Data extract →
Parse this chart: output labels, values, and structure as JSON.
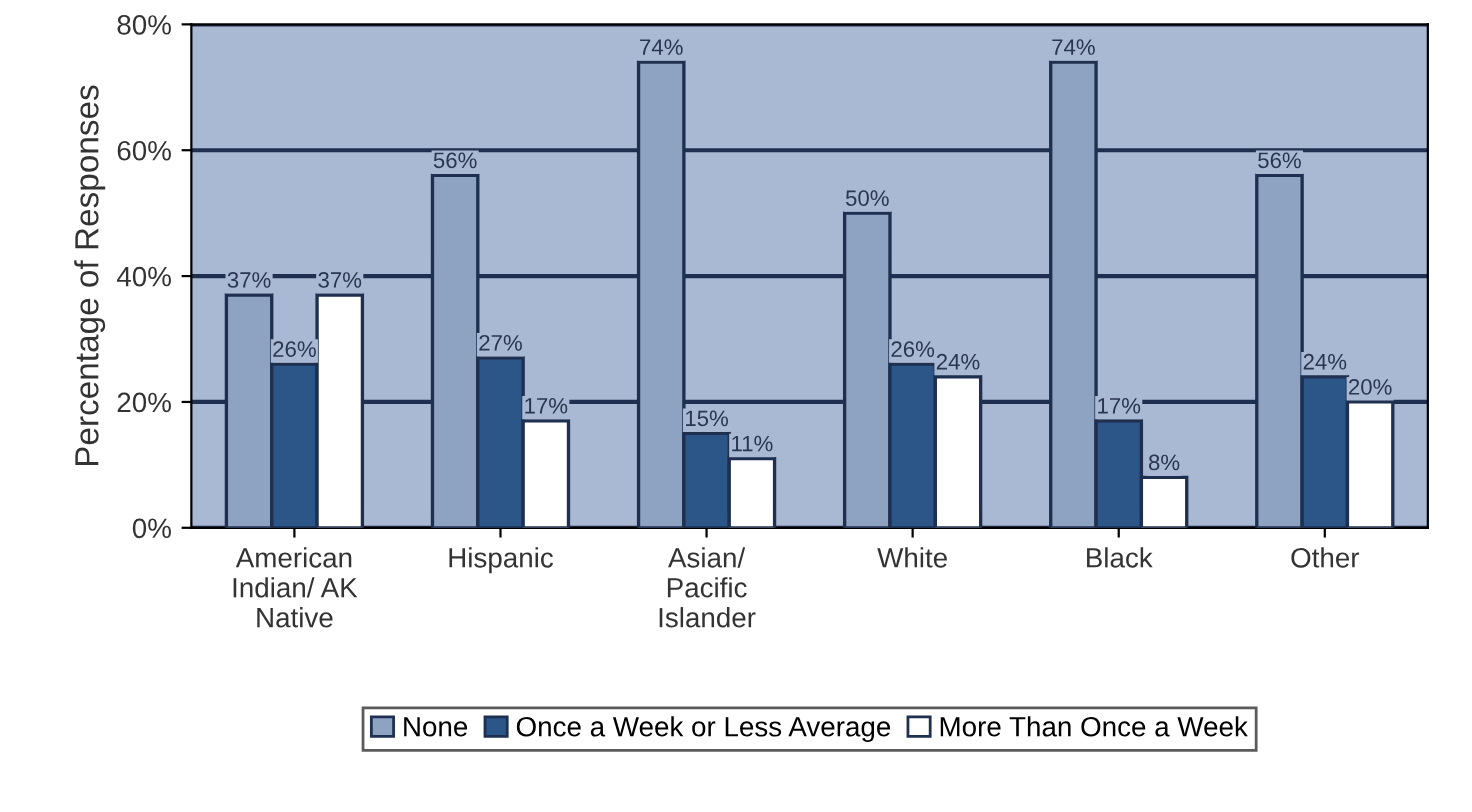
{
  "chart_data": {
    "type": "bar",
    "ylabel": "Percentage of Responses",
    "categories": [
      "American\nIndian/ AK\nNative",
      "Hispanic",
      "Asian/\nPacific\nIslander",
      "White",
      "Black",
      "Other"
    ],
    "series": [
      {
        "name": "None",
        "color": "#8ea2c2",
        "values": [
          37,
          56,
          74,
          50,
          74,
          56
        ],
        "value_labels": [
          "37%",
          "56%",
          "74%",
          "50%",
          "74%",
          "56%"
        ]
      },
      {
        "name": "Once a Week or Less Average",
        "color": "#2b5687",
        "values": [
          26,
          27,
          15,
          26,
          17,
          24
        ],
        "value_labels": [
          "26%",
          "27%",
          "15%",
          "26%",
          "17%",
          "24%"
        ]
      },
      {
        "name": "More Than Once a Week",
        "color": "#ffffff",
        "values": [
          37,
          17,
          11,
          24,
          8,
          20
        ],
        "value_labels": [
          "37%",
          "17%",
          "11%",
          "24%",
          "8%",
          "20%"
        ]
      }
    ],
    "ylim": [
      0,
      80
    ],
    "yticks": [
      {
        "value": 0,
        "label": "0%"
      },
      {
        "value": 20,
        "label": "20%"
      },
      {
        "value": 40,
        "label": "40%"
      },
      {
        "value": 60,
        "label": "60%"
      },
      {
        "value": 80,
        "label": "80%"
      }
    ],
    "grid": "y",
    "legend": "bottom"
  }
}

Aim of the exercise → Pictures in the data above should not be copied; transcribe everything else exactly.

Answer for this exercise →
Parse this chart: output labels, values, and structure as JSON.
{
  "chart_data": {
    "type": "bar",
    "ylabel": "Percentage of Responses",
    "categories": [
      "American\nIndian/ AK\nNative",
      "Hispanic",
      "Asian/\nPacific\nIslander",
      "White",
      "Black",
      "Other"
    ],
    "series": [
      {
        "name": "None",
        "color": "#8ea2c2",
        "values": [
          37,
          56,
          74,
          50,
          74,
          56
        ],
        "value_labels": [
          "37%",
          "56%",
          "74%",
          "50%",
          "74%",
          "56%"
        ]
      },
      {
        "name": "Once a Week or Less Average",
        "color": "#2b5687",
        "values": [
          26,
          27,
          15,
          26,
          17,
          24
        ],
        "value_labels": [
          "26%",
          "27%",
          "15%",
          "26%",
          "17%",
          "24%"
        ]
      },
      {
        "name": "More Than Once a Week",
        "color": "#ffffff",
        "values": [
          37,
          17,
          11,
          24,
          8,
          20
        ],
        "value_labels": [
          "37%",
          "17%",
          "11%",
          "24%",
          "8%",
          "20%"
        ]
      }
    ],
    "ylim": [
      0,
      80
    ],
    "yticks": [
      {
        "value": 0,
        "label": "0%"
      },
      {
        "value": 20,
        "label": "20%"
      },
      {
        "value": 40,
        "label": "40%"
      },
      {
        "value": 60,
        "label": "60%"
      },
      {
        "value": 80,
        "label": "80%"
      }
    ],
    "grid": "y",
    "legend": "bottom"
  }
}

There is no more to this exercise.